* **Record set**
**********
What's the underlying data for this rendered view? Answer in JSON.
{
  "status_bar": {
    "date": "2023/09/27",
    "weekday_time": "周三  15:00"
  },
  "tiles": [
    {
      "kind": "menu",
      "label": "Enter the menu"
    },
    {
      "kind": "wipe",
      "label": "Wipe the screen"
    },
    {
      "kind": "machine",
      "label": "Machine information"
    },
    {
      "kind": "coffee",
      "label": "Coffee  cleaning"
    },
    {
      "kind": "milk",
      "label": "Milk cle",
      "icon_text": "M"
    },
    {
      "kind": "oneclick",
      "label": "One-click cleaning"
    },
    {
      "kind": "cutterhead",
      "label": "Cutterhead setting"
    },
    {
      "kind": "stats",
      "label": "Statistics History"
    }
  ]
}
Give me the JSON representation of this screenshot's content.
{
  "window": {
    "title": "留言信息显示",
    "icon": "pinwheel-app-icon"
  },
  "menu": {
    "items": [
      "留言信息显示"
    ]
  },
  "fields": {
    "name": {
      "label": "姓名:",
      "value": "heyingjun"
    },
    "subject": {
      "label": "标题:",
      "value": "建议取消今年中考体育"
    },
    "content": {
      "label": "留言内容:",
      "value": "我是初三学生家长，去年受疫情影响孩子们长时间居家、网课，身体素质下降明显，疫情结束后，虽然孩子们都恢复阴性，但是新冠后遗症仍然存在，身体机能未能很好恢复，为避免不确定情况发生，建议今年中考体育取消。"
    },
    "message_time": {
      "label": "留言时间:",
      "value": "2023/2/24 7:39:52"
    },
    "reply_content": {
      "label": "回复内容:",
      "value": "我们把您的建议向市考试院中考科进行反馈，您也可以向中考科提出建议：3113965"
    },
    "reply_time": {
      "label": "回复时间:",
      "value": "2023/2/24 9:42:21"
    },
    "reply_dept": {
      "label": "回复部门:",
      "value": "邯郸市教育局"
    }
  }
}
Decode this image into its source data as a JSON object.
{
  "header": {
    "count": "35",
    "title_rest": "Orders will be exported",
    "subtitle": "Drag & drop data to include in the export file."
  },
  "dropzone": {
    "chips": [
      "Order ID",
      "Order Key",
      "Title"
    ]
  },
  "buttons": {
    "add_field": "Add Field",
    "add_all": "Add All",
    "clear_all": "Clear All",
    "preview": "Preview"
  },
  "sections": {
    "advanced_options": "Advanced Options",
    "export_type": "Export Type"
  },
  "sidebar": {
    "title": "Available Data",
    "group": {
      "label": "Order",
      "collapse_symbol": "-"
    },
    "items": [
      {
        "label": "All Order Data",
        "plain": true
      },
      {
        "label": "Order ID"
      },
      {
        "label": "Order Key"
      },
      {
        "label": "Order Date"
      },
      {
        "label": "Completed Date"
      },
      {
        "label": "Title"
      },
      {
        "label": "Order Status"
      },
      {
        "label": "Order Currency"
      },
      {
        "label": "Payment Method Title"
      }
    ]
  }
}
**********
* **Task requirements**
Print exactly the lines from the one with "Decode this image" through the end of the data, inclusive.

* **Result**
Decode this image into its source data as a JSON object.
{
  "header": {
    "count": "35",
    "title_rest": "Orders will be exported",
    "subtitle": "Drag & drop data to include in the export file."
  },
  "dropzone": {
    "chips": [
      "Order ID",
      "Order Key",
      "Title"
    ]
  },
  "buttons": {
    "add_field": "Add Field",
    "add_all": "Add All",
    "clear_all": "Clear All",
    "preview": "Preview"
  },
  "sections": {
    "advanced_options": "Advanced Options",
    "export_type": "Export Type"
  },
  "sidebar": {
    "title": "Available Data",
    "group": {
      "label": "Order",
      "collapse_symbol": "-"
    },
    "items": [
      {
        "label": "All Order Data",
        "plain": true
      },
      {
        "label": "Order ID"
      },
      {
        "label": "Order Key"
      },
      {
        "label": "Order Date"
      },
      {
        "label": "Completed Date"
      },
      {
        "label": "Title"
      },
      {
        "label": "Order Status"
      },
      {
        "label": "Order Currency"
      },
      {
        "label": "Payment Method Title"
      }
    ]
  }
}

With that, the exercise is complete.